PROBLEM STATEMENT | How many lines of these entries include the string "intensity"? State the number alone.

RECORDS SUPPLIED |
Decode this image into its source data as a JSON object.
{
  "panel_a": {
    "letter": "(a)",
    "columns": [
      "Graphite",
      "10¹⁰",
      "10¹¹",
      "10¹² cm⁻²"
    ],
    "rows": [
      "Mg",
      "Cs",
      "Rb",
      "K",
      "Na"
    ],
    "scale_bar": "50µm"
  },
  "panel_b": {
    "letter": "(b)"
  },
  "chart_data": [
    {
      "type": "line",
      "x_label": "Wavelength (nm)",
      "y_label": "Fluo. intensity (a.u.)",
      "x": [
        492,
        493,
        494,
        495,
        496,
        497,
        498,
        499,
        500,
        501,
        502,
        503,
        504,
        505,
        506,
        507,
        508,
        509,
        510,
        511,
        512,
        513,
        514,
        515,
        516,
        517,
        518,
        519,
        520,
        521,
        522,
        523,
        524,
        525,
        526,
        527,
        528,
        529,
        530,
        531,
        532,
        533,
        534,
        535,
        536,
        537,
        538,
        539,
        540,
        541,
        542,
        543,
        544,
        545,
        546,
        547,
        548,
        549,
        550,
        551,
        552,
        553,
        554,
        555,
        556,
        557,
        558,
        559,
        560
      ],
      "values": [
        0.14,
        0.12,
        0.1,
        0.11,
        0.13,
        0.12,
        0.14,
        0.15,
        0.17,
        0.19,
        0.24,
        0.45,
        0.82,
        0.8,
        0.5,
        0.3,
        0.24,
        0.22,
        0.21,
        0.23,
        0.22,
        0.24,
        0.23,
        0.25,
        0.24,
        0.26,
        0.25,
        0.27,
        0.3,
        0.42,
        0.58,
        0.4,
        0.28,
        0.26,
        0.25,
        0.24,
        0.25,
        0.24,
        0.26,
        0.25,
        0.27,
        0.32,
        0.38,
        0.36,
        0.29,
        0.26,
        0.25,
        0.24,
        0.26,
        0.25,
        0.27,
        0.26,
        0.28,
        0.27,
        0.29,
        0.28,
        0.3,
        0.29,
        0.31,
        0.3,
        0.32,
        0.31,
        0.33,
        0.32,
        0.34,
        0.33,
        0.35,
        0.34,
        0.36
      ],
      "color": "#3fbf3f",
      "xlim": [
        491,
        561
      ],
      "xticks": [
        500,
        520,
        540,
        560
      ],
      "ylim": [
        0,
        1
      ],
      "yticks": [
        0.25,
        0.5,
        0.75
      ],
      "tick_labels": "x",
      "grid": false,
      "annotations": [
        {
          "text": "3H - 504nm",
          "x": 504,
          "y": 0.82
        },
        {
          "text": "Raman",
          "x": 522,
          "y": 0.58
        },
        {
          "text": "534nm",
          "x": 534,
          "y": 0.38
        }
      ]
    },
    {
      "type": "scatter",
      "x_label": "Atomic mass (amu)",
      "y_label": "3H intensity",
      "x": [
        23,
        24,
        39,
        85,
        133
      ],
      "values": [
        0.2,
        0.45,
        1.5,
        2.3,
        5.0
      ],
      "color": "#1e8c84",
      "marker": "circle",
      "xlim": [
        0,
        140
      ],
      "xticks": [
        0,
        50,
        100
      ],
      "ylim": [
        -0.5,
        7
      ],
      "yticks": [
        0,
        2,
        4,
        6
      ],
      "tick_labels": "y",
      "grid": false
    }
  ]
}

FULL SOLUTION | 2